# Required task:
Find all lines in the records that include the word "работы", and copy them out.

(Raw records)
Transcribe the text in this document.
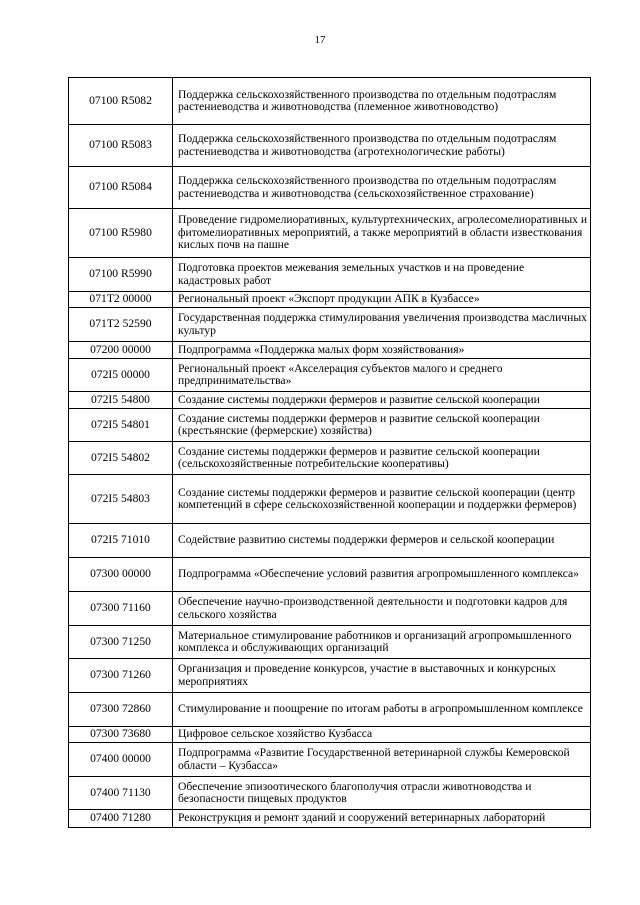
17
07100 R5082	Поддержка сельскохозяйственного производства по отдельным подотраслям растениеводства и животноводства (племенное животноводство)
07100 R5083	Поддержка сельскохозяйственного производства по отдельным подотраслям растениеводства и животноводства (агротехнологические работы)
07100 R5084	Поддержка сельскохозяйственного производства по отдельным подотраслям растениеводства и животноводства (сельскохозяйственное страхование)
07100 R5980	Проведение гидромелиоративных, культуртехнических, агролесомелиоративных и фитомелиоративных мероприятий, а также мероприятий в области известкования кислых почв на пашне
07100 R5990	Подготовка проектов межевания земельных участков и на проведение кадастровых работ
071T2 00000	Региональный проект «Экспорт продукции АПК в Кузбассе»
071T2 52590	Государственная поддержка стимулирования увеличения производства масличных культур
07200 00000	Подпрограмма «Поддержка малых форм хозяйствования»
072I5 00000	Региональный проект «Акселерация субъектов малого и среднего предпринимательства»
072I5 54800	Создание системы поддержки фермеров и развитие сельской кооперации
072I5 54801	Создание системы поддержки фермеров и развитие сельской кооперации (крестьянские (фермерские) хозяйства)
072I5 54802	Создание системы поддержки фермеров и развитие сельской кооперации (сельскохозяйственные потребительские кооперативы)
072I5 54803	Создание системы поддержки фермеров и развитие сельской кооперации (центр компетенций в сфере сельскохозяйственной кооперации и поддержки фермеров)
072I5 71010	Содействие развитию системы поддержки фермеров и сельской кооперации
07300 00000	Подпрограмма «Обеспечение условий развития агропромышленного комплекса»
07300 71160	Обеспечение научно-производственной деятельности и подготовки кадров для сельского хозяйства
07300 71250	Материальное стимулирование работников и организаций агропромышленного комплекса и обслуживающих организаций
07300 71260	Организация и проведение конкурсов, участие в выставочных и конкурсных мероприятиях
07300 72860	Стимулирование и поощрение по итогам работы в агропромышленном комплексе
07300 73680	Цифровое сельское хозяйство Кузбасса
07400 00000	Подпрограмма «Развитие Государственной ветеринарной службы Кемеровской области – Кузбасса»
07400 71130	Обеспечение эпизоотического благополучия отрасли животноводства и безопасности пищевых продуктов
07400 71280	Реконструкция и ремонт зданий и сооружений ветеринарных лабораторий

# Result of this task:
07100 R5083	Поддержка сельскохозяйственного производства по отдельным подотраслям растениеводства и животноводства (агротехнологические работы)
07300 72860	Стимулирование и поощрение по итогам работы в агропромышленном комплексе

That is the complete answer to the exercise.